◆ Your goal: Every entry below should be printed exactly, without its images.

◆ Data for processing:
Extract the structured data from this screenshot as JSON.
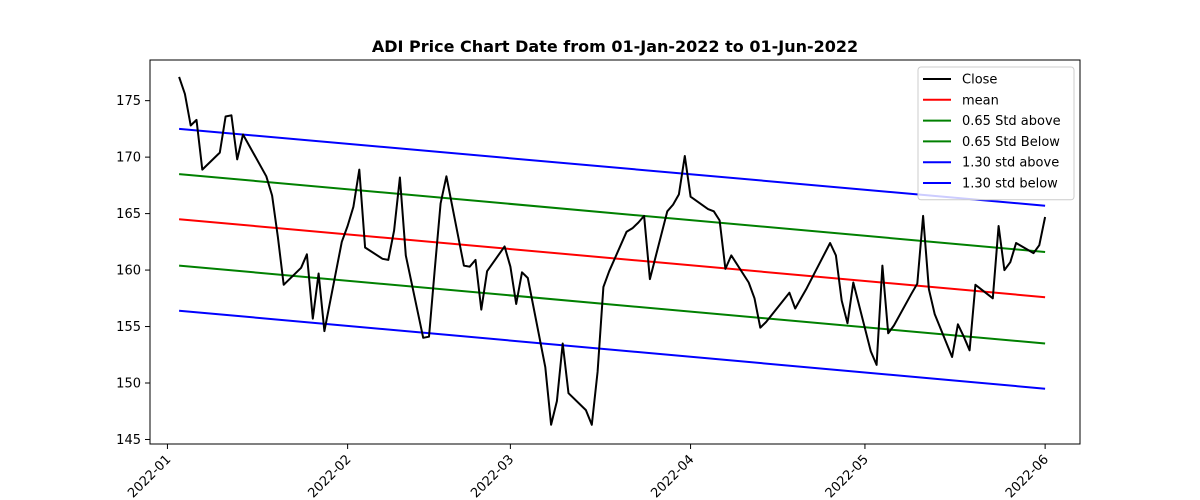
{
  "chart_data": {
    "type": "line",
    "title": "ADI Price Chart Date from 01-Jan-2022 to 01-Jun-2022",
    "xlabel": "",
    "ylabel": "",
    "xlim": [
      "2021-12-29",
      "2022-06-07"
    ],
    "ylim": [
      144.6,
      178.6
    ],
    "x_ticks": [
      "2022-01",
      "2022-02",
      "2022-03",
      "2022-04",
      "2022-05",
      "2022-06"
    ],
    "y_ticks": [
      145,
      150,
      155,
      160,
      165,
      170,
      175
    ],
    "grid": false,
    "legend_position": "top-right",
    "series": [
      {
        "name": "Close",
        "color": "#000000",
        "points": [
          [
            "2022-01-03",
            177.1
          ],
          [
            "2022-01-04",
            175.6
          ],
          [
            "2022-01-05",
            172.8
          ],
          [
            "2022-01-06",
            173.3
          ],
          [
            "2022-01-07",
            168.9
          ],
          [
            "2022-01-10",
            170.4
          ],
          [
            "2022-01-11",
            173.6
          ],
          [
            "2022-01-12",
            173.7
          ],
          [
            "2022-01-13",
            169.8
          ],
          [
            "2022-01-14",
            172.0
          ],
          [
            "2022-01-18",
            168.3
          ],
          [
            "2022-01-19",
            166.6
          ],
          [
            "2022-01-20",
            162.9
          ],
          [
            "2022-01-21",
            158.7
          ],
          [
            "2022-01-24",
            160.2
          ],
          [
            "2022-01-25",
            161.4
          ],
          [
            "2022-01-26",
            155.7
          ],
          [
            "2022-01-27",
            159.7
          ],
          [
            "2022-01-28",
            154.6
          ],
          [
            "2022-01-31",
            162.5
          ],
          [
            "2022-02-01",
            163.9
          ],
          [
            "2022-02-02",
            165.6
          ],
          [
            "2022-02-03",
            168.9
          ],
          [
            "2022-02-04",
            162.0
          ],
          [
            "2022-02-07",
            161.0
          ],
          [
            "2022-02-08",
            160.9
          ],
          [
            "2022-02-09",
            163.5
          ],
          [
            "2022-02-10",
            168.2
          ],
          [
            "2022-02-11",
            161.3
          ],
          [
            "2022-02-14",
            154.0
          ],
          [
            "2022-02-15",
            154.1
          ],
          [
            "2022-02-16",
            160.1
          ],
          [
            "2022-02-17",
            165.9
          ],
          [
            "2022-02-18",
            168.3
          ],
          [
            "2022-02-21",
            160.4
          ],
          [
            "2022-02-22",
            160.3
          ],
          [
            "2022-02-23",
            160.9
          ],
          [
            "2022-02-24",
            156.5
          ],
          [
            "2022-02-25",
            159.9
          ],
          [
            "2022-02-28",
            162.1
          ],
          [
            "2022-03-01",
            160.3
          ],
          [
            "2022-03-02",
            157.0
          ],
          [
            "2022-03-03",
            159.8
          ],
          [
            "2022-03-04",
            159.3
          ],
          [
            "2022-03-07",
            151.4
          ],
          [
            "2022-03-08",
            146.3
          ],
          [
            "2022-03-09",
            148.4
          ],
          [
            "2022-03-10",
            153.5
          ],
          [
            "2022-03-11",
            149.1
          ],
          [
            "2022-03-14",
            147.6
          ],
          [
            "2022-03-15",
            146.3
          ],
          [
            "2022-03-16",
            151.0
          ],
          [
            "2022-03-17",
            158.5
          ],
          [
            "2022-03-18",
            159.9
          ],
          [
            "2022-03-21",
            163.4
          ],
          [
            "2022-03-22",
            163.7
          ],
          [
            "2022-03-23",
            164.2
          ],
          [
            "2022-03-24",
            164.8
          ],
          [
            "2022-03-25",
            159.2
          ],
          [
            "2022-03-28",
            165.2
          ],
          [
            "2022-03-29",
            165.8
          ],
          [
            "2022-03-30",
            166.7
          ],
          [
            "2022-03-31",
            170.1
          ],
          [
            "2022-04-01",
            166.5
          ],
          [
            "2022-04-04",
            165.4
          ],
          [
            "2022-04-05",
            165.2
          ],
          [
            "2022-04-06",
            164.4
          ],
          [
            "2022-04-07",
            160.1
          ],
          [
            "2022-04-08",
            161.3
          ],
          [
            "2022-04-11",
            158.9
          ],
          [
            "2022-04-12",
            157.5
          ],
          [
            "2022-04-13",
            154.9
          ],
          [
            "2022-04-14",
            155.4
          ],
          [
            "2022-04-18",
            158.0
          ],
          [
            "2022-04-19",
            156.6
          ],
          [
            "2022-04-20",
            157.5
          ],
          [
            "2022-04-21",
            158.4
          ],
          [
            "2022-04-22",
            159.4
          ],
          [
            "2022-04-25",
            162.4
          ],
          [
            "2022-04-26",
            161.3
          ],
          [
            "2022-04-27",
            157.3
          ],
          [
            "2022-04-28",
            155.3
          ],
          [
            "2022-04-29",
            158.9
          ],
          [
            "2022-05-02",
            152.8
          ],
          [
            "2022-05-03",
            151.6
          ],
          [
            "2022-05-04",
            160.4
          ],
          [
            "2022-05-05",
            154.4
          ],
          [
            "2022-05-06",
            155.1
          ],
          [
            "2022-05-09",
            157.9
          ],
          [
            "2022-05-10",
            158.8
          ],
          [
            "2022-05-11",
            164.8
          ],
          [
            "2022-05-12",
            158.3
          ],
          [
            "2022-05-13",
            156.1
          ],
          [
            "2022-05-16",
            152.3
          ],
          [
            "2022-05-17",
            155.2
          ],
          [
            "2022-05-18",
            154.1
          ],
          [
            "2022-05-19",
            152.9
          ],
          [
            "2022-05-20",
            158.7
          ],
          [
            "2022-05-23",
            157.5
          ],
          [
            "2022-05-24",
            163.9
          ],
          [
            "2022-05-25",
            160.0
          ],
          [
            "2022-05-26",
            160.7
          ],
          [
            "2022-05-27",
            162.4
          ],
          [
            "2022-05-30",
            161.5
          ],
          [
            "2022-05-31",
            162.2
          ],
          [
            "2022-06-01",
            164.7
          ]
        ]
      },
      {
        "name": "mean",
        "color": "#ff0000",
        "line": [
          [
            "2022-01-03",
            164.5
          ],
          [
            "2022-06-01",
            157.6
          ]
        ]
      },
      {
        "name": "0.65 Std above",
        "color": "#008000",
        "line": [
          [
            "2022-01-03",
            168.5
          ],
          [
            "2022-06-01",
            161.6
          ]
        ]
      },
      {
        "name": "0.65 Std Below",
        "color": "#008000",
        "line": [
          [
            "2022-01-03",
            160.4
          ],
          [
            "2022-06-01",
            153.5
          ]
        ]
      },
      {
        "name": "1.30 std above",
        "color": "#0000ff",
        "line": [
          [
            "2022-01-03",
            172.5
          ],
          [
            "2022-06-01",
            165.7
          ]
        ]
      },
      {
        "name": "1.30 std below",
        "color": "#0000ff",
        "line": [
          [
            "2022-01-03",
            156.4
          ],
          [
            "2022-06-01",
            149.5
          ]
        ]
      }
    ]
  }
}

◆ Answer:
Extract the structured data from this screenshot as JSON.
{
  "chart_data": {
    "type": "line",
    "title": "ADI Price Chart Date from 01-Jan-2022 to 01-Jun-2022",
    "xlabel": "",
    "ylabel": "",
    "xlim": [
      "2021-12-29",
      "2022-06-07"
    ],
    "ylim": [
      144.6,
      178.6
    ],
    "x_ticks": [
      "2022-01",
      "2022-02",
      "2022-03",
      "2022-04",
      "2022-05",
      "2022-06"
    ],
    "y_ticks": [
      145,
      150,
      155,
      160,
      165,
      170,
      175
    ],
    "grid": false,
    "legend_position": "top-right",
    "series": [
      {
        "name": "Close",
        "color": "#000000",
        "points": [
          [
            "2022-01-03",
            177.1
          ],
          [
            "2022-01-04",
            175.6
          ],
          [
            "2022-01-05",
            172.8
          ],
          [
            "2022-01-06",
            173.3
          ],
          [
            "2022-01-07",
            168.9
          ],
          [
            "2022-01-10",
            170.4
          ],
          [
            "2022-01-11",
            173.6
          ],
          [
            "2022-01-12",
            173.7
          ],
          [
            "2022-01-13",
            169.8
          ],
          [
            "2022-01-14",
            172.0
          ],
          [
            "2022-01-18",
            168.3
          ],
          [
            "2022-01-19",
            166.6
          ],
          [
            "2022-01-20",
            162.9
          ],
          [
            "2022-01-21",
            158.7
          ],
          [
            "2022-01-24",
            160.2
          ],
          [
            "2022-01-25",
            161.4
          ],
          [
            "2022-01-26",
            155.7
          ],
          [
            "2022-01-27",
            159.7
          ],
          [
            "2022-01-28",
            154.6
          ],
          [
            "2022-01-31",
            162.5
          ],
          [
            "2022-02-01",
            163.9
          ],
          [
            "2022-02-02",
            165.6
          ],
          [
            "2022-02-03",
            168.9
          ],
          [
            "2022-02-04",
            162.0
          ],
          [
            "2022-02-07",
            161.0
          ],
          [
            "2022-02-08",
            160.9
          ],
          [
            "2022-02-09",
            163.5
          ],
          [
            "2022-02-10",
            168.2
          ],
          [
            "2022-02-11",
            161.3
          ],
          [
            "2022-02-14",
            154.0
          ],
          [
            "2022-02-15",
            154.1
          ],
          [
            "2022-02-16",
            160.1
          ],
          [
            "2022-02-17",
            165.9
          ],
          [
            "2022-02-18",
            168.3
          ],
          [
            "2022-02-21",
            160.4
          ],
          [
            "2022-02-22",
            160.3
          ],
          [
            "2022-02-23",
            160.9
          ],
          [
            "2022-02-24",
            156.5
          ],
          [
            "2022-02-25",
            159.9
          ],
          [
            "2022-02-28",
            162.1
          ],
          [
            "2022-03-01",
            160.3
          ],
          [
            "2022-03-02",
            157.0
          ],
          [
            "2022-03-03",
            159.8
          ],
          [
            "2022-03-04",
            159.3
          ],
          [
            "2022-03-07",
            151.4
          ],
          [
            "2022-03-08",
            146.3
          ],
          [
            "2022-03-09",
            148.4
          ],
          [
            "2022-03-10",
            153.5
          ],
          [
            "2022-03-11",
            149.1
          ],
          [
            "2022-03-14",
            147.6
          ],
          [
            "2022-03-15",
            146.3
          ],
          [
            "2022-03-16",
            151.0
          ],
          [
            "2022-03-17",
            158.5
          ],
          [
            "2022-03-18",
            159.9
          ],
          [
            "2022-03-21",
            163.4
          ],
          [
            "2022-03-22",
            163.7
          ],
          [
            "2022-03-23",
            164.2
          ],
          [
            "2022-03-24",
            164.8
          ],
          [
            "2022-03-25",
            159.2
          ],
          [
            "2022-03-28",
            165.2
          ],
          [
            "2022-03-29",
            165.8
          ],
          [
            "2022-03-30",
            166.7
          ],
          [
            "2022-03-31",
            170.1
          ],
          [
            "2022-04-01",
            166.5
          ],
          [
            "2022-04-04",
            165.4
          ],
          [
            "2022-04-05",
            165.2
          ],
          [
            "2022-04-06",
            164.4
          ],
          [
            "2022-04-07",
            160.1
          ],
          [
            "2022-04-08",
            161.3
          ],
          [
            "2022-04-11",
            158.9
          ],
          [
            "2022-04-12",
            157.5
          ],
          [
            "2022-04-13",
            154.9
          ],
          [
            "2022-04-14",
            155.4
          ],
          [
            "2022-04-18",
            158.0
          ],
          [
            "2022-04-19",
            156.6
          ],
          [
            "2022-04-20",
            157.5
          ],
          [
            "2022-04-21",
            158.4
          ],
          [
            "2022-04-22",
            159.4
          ],
          [
            "2022-04-25",
            162.4
          ],
          [
            "2022-04-26",
            161.3
          ],
          [
            "2022-04-27",
            157.3
          ],
          [
            "2022-04-28",
            155.3
          ],
          [
            "2022-04-29",
            158.9
          ],
          [
            "2022-05-02",
            152.8
          ],
          [
            "2022-05-03",
            151.6
          ],
          [
            "2022-05-04",
            160.4
          ],
          [
            "2022-05-05",
            154.4
          ],
          [
            "2022-05-06",
            155.1
          ],
          [
            "2022-05-09",
            157.9
          ],
          [
            "2022-05-10",
            158.8
          ],
          [
            "2022-05-11",
            164.8
          ],
          [
            "2022-05-12",
            158.3
          ],
          [
            "2022-05-13",
            156.1
          ],
          [
            "2022-05-16",
            152.3
          ],
          [
            "2022-05-17",
            155.2
          ],
          [
            "2022-05-18",
            154.1
          ],
          [
            "2022-05-19",
            152.9
          ],
          [
            "2022-05-20",
            158.7
          ],
          [
            "2022-05-23",
            157.5
          ],
          [
            "2022-05-24",
            163.9
          ],
          [
            "2022-05-25",
            160.0
          ],
          [
            "2022-05-26",
            160.7
          ],
          [
            "2022-05-27",
            162.4
          ],
          [
            "2022-05-30",
            161.5
          ],
          [
            "2022-05-31",
            162.2
          ],
          [
            "2022-06-01",
            164.7
          ]
        ]
      },
      {
        "name": "mean",
        "color": "#ff0000",
        "line": [
          [
            "2022-01-03",
            164.5
          ],
          [
            "2022-06-01",
            157.6
          ]
        ]
      },
      {
        "name": "0.65 Std above",
        "color": "#008000",
        "line": [
          [
            "2022-01-03",
            168.5
          ],
          [
            "2022-06-01",
            161.6
          ]
        ]
      },
      {
        "name": "0.65 Std Below",
        "color": "#008000",
        "line": [
          [
            "2022-01-03",
            160.4
          ],
          [
            "2022-06-01",
            153.5
          ]
        ]
      },
      {
        "name": "1.30 std above",
        "color": "#0000ff",
        "line": [
          [
            "2022-01-03",
            172.5
          ],
          [
            "2022-06-01",
            165.7
          ]
        ]
      },
      {
        "name": "1.30 std below",
        "color": "#0000ff",
        "line": [
          [
            "2022-01-03",
            156.4
          ],
          [
            "2022-06-01",
            149.5
          ]
        ]
      }
    ]
  }
}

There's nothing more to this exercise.